[Required task] Give back the whole listing exactly as shown.

[Data shown]
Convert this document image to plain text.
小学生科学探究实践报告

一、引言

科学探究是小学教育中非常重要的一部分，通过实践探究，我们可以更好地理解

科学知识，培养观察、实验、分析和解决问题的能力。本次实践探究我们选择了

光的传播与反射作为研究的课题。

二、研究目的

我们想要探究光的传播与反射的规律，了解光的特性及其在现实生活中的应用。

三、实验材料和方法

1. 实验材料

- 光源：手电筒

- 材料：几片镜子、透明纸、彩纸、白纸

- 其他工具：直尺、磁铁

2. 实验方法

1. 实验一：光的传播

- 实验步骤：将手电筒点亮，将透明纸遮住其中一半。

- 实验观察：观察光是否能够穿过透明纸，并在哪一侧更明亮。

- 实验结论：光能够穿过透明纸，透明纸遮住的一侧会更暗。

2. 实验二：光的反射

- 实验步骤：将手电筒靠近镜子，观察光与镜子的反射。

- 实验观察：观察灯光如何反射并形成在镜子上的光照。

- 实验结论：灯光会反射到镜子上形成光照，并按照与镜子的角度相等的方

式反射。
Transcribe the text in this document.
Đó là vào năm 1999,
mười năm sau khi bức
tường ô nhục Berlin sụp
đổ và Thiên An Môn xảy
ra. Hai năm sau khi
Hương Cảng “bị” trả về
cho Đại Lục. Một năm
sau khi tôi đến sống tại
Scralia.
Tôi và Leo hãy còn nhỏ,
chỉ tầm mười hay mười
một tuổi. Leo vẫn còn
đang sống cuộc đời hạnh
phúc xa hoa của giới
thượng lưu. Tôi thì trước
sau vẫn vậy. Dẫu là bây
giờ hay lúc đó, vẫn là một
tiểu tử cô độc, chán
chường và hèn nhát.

[Output]
Convert this document image to plain text.
小学生科学探究实践报告

一、引言

科学探究是小学教育中非常重要的一部分，通过实践探究，我们可以更好地理解

科学知识，培养观察、实验、分析和解决问题的能力。本次实践探究我们选择了

光的传播与反射作为研究的课题。

二、研究目的

我们想要探究光的传播与反射的规律，了解光的特性及其在现实生活中的应用。

三、实验材料和方法

1. 实验材料

- 光源：手电筒

- 材料：几片镜子、透明纸、彩纸、白纸

- 其他工具：直尺、磁铁

2. 实验方法

1. 实验一：光的传播

- 实验步骤：将手电筒点亮，将透明纸遮住其中一半。

- 实验观察：观察光是否能够穿过透明纸，并在哪一侧更明亮。

- 实验结论：光能够穿过透明纸，透明纸遮住的一侧会更暗。

2. 实验二：光的反射

- 实验步骤：将手电筒靠近镜子，观察光与镜子的反射。

- 实验观察：观察灯光如何反射并形成在镜子上的光照。

- 实验结论：灯光会反射到镜子上形成光照，并按照与镜子的角度相等的方

式反射。
Transcribe the text in this document.
Đó là vào năm 1999,
mười năm sau khi bức
tường ô nhục Berlin sụp
đổ và Thiên An Môn xảy
ra. Hai năm sau khi
Hương Cảng “bị” trả về
cho Đại Lục. Một năm
sau khi tôi đến sống tại
Scralia.
Tôi và Leo hãy còn nhỏ,
chỉ tầm mười hay mười
một tuổi. Leo vẫn còn
đang sống cuộc đời hạnh
phúc xa hoa của giới
thượng lưu. Tôi thì trước
sau vẫn vậy. Dẫu là bây
giờ hay lúc đó, vẫn là một
tiểu tử cô độc, chán
chường và hèn nhát.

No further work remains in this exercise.